- Requirement
In the passage on competition enforcement below, which organizations do the session's panellists represent? List each organization once.

- Passage shown
** begin **

The panellists in this session were:

  • Ms Tamara Dini, co-head of Competition, Bowmans (moderator)
  • Ms Siboniselizulu Maseko, acting manager, Enforcement & Exemptions, COMESA Competition Commission
  • Mr Makgale Mohlala, divisional manager of Cartels, South African Competition Commission
  • Ms Gomolemo Kekesi, head: Markets & Competition (Economics): MCSA Regulatory Affairs, Multichoice
  • Mr Thomas Janssens, global head of Antitrust, Freshfields Bruckhaus Deringer
  • Ms Joyce Karanja, Partner, Bowmans

Enforcing behavioural conduct and what this means for businesses

Early enforcement of competition law in many African jurisdictions focused on mergers. Once internal capacity had been developed, regulators began looking at behavioural conduct. While the initial focus was on arrangements of a vertical nature, there has been a shift towards the detection and investigation of cartel conduct and this trend is presenting across Africa.

Panellists agreed that a firm’s conduct is under increased scrutiny, not only by competition regulators but also the public and the media.  Prohibited conduct can be detected by consumers and competitors in addition to regulators – highlighting the need for firms to have a strong culture of compliance and training.

A challenge for businesses, especially companies operating across multiple jurisdictions, is having to comply with a complex matrix of laws enforced by regional competition authorities, national competition authorities, and sector-specific regulators. There are also new regulations on the horizon, including the Competition Protocol in terms of the AfCFTA.

This challenge is compounded by the manner in which the various regulators enforce the laws and the divergence in approaches taken. Compliance in this complex context can be costly, but companies are advised to invest in internal capacity to deal with competition risks and conduct regular audits to identify shortcomings.

** end **

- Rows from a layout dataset
** begin **

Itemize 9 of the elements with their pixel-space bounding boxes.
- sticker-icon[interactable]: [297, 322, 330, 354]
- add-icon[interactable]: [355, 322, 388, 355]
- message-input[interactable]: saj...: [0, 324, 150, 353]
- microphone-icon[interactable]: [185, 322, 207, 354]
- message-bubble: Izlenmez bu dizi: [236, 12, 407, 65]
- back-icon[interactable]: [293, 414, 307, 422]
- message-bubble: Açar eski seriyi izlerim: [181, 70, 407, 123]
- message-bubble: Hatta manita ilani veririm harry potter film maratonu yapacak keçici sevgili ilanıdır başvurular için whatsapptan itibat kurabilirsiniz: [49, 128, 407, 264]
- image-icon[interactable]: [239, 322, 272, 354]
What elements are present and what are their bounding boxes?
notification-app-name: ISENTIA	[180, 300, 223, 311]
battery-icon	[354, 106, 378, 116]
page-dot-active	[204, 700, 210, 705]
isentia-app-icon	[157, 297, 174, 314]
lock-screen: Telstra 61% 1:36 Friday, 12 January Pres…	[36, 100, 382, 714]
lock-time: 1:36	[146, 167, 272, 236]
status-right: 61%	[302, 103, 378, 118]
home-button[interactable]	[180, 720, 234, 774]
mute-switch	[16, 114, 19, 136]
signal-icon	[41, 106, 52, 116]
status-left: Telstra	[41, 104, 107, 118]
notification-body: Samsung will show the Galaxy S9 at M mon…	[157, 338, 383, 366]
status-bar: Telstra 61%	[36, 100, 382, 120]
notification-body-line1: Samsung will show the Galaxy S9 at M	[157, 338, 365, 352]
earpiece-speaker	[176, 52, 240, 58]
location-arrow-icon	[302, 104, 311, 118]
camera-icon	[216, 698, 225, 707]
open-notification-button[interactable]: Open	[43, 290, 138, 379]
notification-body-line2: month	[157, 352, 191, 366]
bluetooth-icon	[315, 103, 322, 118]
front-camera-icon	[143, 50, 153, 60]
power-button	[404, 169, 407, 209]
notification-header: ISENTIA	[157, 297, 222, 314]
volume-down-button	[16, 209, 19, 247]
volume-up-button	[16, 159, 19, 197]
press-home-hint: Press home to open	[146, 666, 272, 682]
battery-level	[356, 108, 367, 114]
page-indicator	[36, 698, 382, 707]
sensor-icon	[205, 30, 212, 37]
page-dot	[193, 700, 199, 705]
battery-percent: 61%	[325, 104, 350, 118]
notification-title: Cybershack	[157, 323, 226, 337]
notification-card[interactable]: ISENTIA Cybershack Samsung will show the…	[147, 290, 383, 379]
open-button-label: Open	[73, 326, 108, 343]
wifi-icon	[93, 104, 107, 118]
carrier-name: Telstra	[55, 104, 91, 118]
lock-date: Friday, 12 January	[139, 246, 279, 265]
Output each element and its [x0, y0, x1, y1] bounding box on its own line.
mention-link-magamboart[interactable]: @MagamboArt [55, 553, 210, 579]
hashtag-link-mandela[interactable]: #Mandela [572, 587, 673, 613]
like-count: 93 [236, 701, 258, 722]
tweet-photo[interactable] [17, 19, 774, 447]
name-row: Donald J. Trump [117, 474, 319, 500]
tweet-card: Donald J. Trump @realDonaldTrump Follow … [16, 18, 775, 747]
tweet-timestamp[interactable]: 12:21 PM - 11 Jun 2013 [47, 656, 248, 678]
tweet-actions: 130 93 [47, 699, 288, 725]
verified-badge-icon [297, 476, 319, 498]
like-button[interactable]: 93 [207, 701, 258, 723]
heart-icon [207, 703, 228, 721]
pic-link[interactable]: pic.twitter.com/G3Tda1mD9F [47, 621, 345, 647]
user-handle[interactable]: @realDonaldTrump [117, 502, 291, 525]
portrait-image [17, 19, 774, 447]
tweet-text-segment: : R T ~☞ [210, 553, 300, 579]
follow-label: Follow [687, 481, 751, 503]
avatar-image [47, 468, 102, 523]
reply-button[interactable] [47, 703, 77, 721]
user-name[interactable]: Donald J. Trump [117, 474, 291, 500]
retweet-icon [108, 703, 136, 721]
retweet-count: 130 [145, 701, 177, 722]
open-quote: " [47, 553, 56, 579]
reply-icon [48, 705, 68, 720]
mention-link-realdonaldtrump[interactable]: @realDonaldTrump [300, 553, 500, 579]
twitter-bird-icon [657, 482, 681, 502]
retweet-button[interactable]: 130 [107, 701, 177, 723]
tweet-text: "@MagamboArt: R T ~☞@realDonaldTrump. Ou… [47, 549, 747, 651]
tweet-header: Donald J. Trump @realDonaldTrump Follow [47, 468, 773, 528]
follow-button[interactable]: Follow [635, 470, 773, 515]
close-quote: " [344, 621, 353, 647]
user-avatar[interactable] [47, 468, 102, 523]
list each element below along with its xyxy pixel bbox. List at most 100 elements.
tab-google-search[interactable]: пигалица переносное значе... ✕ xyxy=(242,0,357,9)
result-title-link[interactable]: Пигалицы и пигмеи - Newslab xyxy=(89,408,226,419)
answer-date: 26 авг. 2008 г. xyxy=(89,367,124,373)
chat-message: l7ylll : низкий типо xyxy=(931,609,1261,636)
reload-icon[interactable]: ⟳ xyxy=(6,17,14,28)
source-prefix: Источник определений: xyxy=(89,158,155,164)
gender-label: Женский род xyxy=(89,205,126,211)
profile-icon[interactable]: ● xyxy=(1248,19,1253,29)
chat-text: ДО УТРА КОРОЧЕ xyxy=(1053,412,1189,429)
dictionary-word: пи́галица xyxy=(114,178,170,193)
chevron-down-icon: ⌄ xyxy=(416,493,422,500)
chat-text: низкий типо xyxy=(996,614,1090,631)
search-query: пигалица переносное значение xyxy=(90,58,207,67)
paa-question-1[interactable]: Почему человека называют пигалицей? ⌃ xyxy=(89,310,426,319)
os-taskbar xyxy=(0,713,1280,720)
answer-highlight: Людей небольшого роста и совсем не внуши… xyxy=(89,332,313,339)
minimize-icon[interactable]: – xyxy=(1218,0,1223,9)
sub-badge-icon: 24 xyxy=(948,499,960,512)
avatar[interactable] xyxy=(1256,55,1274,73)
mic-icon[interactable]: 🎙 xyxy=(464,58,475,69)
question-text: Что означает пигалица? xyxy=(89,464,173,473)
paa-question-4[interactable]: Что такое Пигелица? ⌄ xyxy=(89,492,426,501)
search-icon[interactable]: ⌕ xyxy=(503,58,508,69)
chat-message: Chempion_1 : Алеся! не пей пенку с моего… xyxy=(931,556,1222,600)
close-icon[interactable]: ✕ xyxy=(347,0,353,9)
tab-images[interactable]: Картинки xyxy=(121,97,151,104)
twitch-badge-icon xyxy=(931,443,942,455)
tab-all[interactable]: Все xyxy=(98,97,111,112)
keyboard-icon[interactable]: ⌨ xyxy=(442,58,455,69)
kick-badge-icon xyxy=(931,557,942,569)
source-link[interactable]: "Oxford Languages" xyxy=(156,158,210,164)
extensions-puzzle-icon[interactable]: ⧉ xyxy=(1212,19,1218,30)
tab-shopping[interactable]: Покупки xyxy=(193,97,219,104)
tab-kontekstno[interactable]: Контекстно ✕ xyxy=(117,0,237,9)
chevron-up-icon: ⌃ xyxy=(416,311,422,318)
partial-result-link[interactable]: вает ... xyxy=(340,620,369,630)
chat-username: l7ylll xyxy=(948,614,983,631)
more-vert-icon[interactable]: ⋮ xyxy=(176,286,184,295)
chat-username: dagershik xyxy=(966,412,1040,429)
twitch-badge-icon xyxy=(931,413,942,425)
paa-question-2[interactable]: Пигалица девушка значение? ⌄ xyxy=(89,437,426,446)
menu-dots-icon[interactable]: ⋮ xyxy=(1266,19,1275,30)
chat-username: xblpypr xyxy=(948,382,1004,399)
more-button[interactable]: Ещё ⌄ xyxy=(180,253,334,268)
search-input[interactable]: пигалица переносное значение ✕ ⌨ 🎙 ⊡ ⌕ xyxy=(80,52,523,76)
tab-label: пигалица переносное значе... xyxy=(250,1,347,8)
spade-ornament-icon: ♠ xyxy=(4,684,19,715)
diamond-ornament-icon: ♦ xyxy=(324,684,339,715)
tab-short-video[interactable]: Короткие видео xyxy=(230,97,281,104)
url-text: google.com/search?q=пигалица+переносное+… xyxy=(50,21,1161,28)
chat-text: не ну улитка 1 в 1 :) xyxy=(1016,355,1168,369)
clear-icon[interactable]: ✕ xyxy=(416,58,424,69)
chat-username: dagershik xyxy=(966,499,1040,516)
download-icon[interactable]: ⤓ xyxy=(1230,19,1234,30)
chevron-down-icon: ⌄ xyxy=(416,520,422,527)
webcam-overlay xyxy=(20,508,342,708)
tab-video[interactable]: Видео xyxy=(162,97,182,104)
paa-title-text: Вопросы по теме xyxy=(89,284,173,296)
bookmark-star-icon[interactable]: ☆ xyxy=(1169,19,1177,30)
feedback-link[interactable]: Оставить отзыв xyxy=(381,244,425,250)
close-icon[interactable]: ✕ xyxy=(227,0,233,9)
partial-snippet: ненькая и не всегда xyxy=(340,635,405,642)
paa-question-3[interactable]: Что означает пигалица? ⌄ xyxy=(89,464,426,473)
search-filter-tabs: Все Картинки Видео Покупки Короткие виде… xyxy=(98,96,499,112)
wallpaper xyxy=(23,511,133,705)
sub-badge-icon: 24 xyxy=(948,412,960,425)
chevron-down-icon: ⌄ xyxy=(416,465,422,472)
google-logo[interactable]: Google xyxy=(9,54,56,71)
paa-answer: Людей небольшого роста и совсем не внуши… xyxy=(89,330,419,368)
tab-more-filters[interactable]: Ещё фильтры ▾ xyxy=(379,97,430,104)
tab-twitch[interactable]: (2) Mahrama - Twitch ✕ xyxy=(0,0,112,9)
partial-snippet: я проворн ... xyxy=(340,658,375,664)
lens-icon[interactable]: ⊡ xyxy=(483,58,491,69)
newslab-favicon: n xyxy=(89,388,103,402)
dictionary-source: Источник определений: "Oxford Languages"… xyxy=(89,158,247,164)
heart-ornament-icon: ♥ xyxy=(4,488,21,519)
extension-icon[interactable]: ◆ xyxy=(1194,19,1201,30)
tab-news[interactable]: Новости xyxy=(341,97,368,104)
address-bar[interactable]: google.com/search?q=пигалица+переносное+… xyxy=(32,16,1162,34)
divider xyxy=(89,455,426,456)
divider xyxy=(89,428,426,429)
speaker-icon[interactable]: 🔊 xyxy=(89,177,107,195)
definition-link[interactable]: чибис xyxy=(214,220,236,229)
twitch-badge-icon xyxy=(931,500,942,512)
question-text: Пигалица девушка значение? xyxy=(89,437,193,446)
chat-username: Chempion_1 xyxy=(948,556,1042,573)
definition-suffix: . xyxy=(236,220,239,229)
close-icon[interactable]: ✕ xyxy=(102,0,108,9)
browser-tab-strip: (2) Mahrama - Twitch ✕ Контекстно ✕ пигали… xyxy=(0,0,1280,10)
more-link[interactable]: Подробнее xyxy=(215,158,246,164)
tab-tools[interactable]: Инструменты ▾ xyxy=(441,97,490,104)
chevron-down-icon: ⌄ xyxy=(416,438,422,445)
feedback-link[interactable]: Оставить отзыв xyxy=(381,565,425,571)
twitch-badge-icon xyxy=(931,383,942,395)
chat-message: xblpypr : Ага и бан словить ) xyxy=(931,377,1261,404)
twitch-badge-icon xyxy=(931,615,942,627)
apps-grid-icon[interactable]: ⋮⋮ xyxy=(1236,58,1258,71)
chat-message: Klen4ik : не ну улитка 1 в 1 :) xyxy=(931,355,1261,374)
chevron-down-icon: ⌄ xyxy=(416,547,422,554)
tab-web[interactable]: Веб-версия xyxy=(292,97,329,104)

** end **

- The output
Bowmans, COMESA Competition Commission, South African Competition Commission, Multichoice, Freshfields Bruckhaus Deringer